Stored data ▸
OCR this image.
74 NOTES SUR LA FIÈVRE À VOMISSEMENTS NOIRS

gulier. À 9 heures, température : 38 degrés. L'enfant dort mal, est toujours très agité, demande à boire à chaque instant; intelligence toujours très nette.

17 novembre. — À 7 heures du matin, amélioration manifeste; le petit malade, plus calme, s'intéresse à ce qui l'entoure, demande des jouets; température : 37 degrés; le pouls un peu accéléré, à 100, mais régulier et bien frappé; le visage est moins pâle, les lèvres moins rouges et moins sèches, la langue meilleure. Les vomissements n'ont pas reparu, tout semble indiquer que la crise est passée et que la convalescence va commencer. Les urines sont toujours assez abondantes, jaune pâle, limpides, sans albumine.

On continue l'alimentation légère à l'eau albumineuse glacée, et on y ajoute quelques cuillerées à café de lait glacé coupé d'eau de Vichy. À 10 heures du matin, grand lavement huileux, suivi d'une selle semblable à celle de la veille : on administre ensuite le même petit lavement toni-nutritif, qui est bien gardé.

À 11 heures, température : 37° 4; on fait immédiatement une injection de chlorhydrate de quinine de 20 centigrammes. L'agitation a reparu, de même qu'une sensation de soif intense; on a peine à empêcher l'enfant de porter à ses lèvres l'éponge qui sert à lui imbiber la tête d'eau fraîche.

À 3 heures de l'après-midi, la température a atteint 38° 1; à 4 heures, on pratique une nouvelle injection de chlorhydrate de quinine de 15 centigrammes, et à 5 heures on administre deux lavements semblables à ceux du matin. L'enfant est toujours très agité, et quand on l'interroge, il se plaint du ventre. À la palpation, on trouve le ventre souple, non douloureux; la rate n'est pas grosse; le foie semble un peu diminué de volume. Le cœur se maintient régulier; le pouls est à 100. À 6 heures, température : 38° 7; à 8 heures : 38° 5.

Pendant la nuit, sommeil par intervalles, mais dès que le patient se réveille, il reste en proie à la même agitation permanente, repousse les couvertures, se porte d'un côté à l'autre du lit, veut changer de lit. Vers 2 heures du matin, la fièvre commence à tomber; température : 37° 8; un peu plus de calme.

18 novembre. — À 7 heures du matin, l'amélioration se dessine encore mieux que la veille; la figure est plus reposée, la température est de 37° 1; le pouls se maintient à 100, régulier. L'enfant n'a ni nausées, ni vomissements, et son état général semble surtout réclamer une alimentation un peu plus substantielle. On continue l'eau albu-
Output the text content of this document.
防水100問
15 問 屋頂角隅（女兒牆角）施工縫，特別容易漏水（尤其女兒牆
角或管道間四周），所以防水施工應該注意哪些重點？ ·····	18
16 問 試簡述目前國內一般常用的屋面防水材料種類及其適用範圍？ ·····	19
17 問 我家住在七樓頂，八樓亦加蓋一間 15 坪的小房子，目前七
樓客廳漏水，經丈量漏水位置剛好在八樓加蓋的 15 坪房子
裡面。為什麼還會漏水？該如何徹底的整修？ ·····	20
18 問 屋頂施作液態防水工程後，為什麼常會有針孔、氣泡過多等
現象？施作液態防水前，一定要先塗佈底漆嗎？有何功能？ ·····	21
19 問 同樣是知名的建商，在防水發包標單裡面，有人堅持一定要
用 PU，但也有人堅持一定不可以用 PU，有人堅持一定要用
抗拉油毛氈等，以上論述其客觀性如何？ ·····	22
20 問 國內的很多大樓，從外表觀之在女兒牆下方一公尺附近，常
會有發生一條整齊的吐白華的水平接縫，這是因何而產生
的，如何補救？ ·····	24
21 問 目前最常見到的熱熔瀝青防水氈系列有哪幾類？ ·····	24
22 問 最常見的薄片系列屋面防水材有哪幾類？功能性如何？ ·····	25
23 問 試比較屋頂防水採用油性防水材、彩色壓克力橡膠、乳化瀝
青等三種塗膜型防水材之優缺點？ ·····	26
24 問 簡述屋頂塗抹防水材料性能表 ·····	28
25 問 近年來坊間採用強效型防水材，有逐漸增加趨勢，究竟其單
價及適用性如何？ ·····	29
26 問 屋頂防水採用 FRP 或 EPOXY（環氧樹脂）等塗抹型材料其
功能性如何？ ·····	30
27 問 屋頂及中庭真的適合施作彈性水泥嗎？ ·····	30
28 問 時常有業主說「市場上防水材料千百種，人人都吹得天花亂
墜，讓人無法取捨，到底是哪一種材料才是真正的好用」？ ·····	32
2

Directions for this task ▸ Write out every record shown above, word for word.

The solution ▸
OCR this image.
74 NOTES SUR LA FIÈVRE À VOMISSEMENTS NOIRS

gulier. À 9 heures, température : 38 degrés. L'enfant dort mal, est toujours très agité, demande à boire à chaque instant; intelligence toujours très nette.

17 novembre. — À 7 heures du matin, amélioration manifeste; le petit malade, plus calme, s'intéresse à ce qui l'entoure, demande des jouets; température : 37 degrés; le pouls un peu accéléré, à 100, mais régulier et bien frappé; le visage est moins pâle, les lèvres moins rouges et moins sèches, la langue meilleure. Les vomissements n'ont pas reparu, tout semble indiquer que la crise est passée et que la convalescence va commencer. Les urines sont toujours assez abondantes, jaune pâle, limpides, sans albumine.

On continue l'alimentation légère à l'eau albumineuse glacée, et on y ajoute quelques cuillerées à café de lait glacé coupé d'eau de Vichy. À 10 heures du matin, grand lavement huileux, suivi d'une selle semblable à celle de la veille : on administre ensuite le même petit lavement toni-nutritif, qui est bien gardé.

À 11 heures, température : 37° 4; on fait immédiatement une injection de chlorhydrate de quinine de 20 centigrammes. L'agitation a reparu, de même qu'une sensation de soif intense; on a peine à empêcher l'enfant de porter à ses lèvres l'éponge qui sert à lui imbiber la tête d'eau fraîche.

À 3 heures de l'après-midi, la température a atteint 38° 1; à 4 heures, on pratique une nouvelle injection de chlorhydrate de quinine de 15 centigrammes, et à 5 heures on administre deux lavements semblables à ceux du matin. L'enfant est toujours très agité, et quand on l'interroge, il se plaint du ventre. À la palpation, on trouve le ventre souple, non douloureux; la rate n'est pas grosse; le foie semble un peu diminué de volume. Le cœur se maintient régulier; le pouls est à 100. À 6 heures, température : 38° 7; à 8 heures : 38° 5.

Pendant la nuit, sommeil par intervalles, mais dès que le patient se réveille, il reste en proie à la même agitation permanente, repousse les couvertures, se porte d'un côté à l'autre du lit, veut changer de lit. Vers 2 heures du matin, la fièvre commence à tomber; température : 37° 8; un peu plus de calme.

18 novembre. — À 7 heures du matin, l'amélioration se dessine encore mieux que la veille; la figure est plus reposée, la température est de 37° 1; le pouls se maintient à 100, régulier. L'enfant n'a ni nausées, ni vomissements, et son état général semble surtout réclamer une alimentation un peu plus substantielle. On continue l'eau albu-
Output the text content of this document.
防水100問
15 問 屋頂角隅（女兒牆角）施工縫，特別容易漏水（尤其女兒牆
角或管道間四周），所以防水施工應該注意哪些重點？ ·····	18
16 問 試簡述目前國內一般常用的屋面防水材料種類及其適用範圍？ ·····	19
17 問 我家住在七樓頂，八樓亦加蓋一間 15 坪的小房子，目前七
樓客廳漏水，經丈量漏水位置剛好在八樓加蓋的 15 坪房子
裡面。為什麼還會漏水？該如何徹底的整修？ ·····	20
18 問 屋頂施作液態防水工程後，為什麼常會有針孔、氣泡過多等
現象？施作液態防水前，一定要先塗佈底漆嗎？有何功能？ ·····	21
19 問 同樣是知名的建商，在防水發包標單裡面，有人堅持一定要
用 PU，但也有人堅持一定不可以用 PU，有人堅持一定要用
抗拉油毛氈等，以上論述其客觀性如何？ ·····	22
20 問 國內的很多大樓，從外表觀之在女兒牆下方一公尺附近，常
會有發生一條整齊的吐白華的水平接縫，這是因何而產生
的，如何補救？ ·····	24
21 問 目前最常見到的熱熔瀝青防水氈系列有哪幾類？ ·····	24
22 問 最常見的薄片系列屋面防水材有哪幾類？功能性如何？ ·····	25
23 問 試比較屋頂防水採用油性防水材、彩色壓克力橡膠、乳化瀝
青等三種塗膜型防水材之優缺點？ ·····	26
24 問 簡述屋頂塗抹防水材料性能表 ·····	28
25 問 近年來坊間採用強效型防水材，有逐漸增加趨勢，究竟其單
價及適用性如何？ ·····	29
26 問 屋頂防水採用 FRP 或 EPOXY（環氧樹脂）等塗抹型材料其
功能性如何？ ·····	30
27 問 屋頂及中庭真的適合施作彈性水泥嗎？ ·····	30
28 問 時常有業主說「市場上防水材料千百種，人人都吹得天花亂
墜，讓人無法取捨，到底是哪一種材料才是真正的好用」？ ·····	32
2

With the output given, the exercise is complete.